*PROVIDED RECORDS*
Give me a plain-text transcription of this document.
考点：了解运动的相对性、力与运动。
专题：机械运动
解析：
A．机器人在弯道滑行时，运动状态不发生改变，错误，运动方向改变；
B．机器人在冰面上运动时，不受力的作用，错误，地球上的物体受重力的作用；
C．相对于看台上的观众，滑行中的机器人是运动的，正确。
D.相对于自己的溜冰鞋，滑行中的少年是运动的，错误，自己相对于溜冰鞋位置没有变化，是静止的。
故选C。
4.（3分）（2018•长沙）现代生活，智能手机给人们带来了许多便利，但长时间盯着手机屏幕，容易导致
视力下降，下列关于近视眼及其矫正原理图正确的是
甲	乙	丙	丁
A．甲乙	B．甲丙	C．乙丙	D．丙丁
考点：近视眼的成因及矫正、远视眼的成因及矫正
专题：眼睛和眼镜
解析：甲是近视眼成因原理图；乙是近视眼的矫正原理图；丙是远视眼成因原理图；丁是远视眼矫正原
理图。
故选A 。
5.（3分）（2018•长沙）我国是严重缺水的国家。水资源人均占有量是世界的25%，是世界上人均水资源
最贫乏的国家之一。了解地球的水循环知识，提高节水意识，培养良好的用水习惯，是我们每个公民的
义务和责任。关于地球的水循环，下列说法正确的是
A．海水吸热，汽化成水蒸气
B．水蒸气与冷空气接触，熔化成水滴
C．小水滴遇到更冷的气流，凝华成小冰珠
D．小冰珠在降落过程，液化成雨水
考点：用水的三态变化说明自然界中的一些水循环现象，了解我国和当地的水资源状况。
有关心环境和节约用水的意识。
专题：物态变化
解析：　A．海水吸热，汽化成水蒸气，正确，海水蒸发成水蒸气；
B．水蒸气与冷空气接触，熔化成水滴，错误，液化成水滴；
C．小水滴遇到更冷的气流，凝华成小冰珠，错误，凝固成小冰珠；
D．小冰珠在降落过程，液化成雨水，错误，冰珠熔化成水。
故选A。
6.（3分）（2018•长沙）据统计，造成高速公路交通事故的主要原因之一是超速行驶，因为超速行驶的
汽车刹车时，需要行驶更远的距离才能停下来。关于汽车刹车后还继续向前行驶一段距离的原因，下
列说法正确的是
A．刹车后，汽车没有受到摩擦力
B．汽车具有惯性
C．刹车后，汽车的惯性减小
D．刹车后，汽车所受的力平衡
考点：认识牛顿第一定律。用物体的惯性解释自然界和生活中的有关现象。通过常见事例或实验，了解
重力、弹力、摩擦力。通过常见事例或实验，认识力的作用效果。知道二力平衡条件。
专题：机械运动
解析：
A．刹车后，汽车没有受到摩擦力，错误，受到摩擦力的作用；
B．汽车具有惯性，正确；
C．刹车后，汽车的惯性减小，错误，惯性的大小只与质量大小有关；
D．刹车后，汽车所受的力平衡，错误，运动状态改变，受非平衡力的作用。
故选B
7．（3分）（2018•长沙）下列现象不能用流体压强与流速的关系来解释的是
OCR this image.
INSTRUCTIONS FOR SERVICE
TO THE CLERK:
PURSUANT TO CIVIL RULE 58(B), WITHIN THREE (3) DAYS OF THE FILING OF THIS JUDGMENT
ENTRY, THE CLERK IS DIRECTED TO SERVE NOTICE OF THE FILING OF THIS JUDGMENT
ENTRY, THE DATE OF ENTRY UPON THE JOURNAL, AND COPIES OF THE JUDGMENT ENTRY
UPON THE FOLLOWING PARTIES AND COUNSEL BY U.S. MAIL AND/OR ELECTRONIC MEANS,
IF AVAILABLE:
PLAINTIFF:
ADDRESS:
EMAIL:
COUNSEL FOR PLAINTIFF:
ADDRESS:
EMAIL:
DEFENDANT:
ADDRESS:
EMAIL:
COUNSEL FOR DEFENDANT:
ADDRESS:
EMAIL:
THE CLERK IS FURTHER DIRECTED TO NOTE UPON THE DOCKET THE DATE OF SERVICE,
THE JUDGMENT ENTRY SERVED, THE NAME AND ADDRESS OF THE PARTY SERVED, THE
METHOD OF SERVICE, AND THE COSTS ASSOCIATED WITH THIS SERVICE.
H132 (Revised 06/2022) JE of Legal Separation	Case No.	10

*WRITTEN EXERCISE*
From the material, report only how many lines include the word "FILING".

*TASK RESPONSE*
2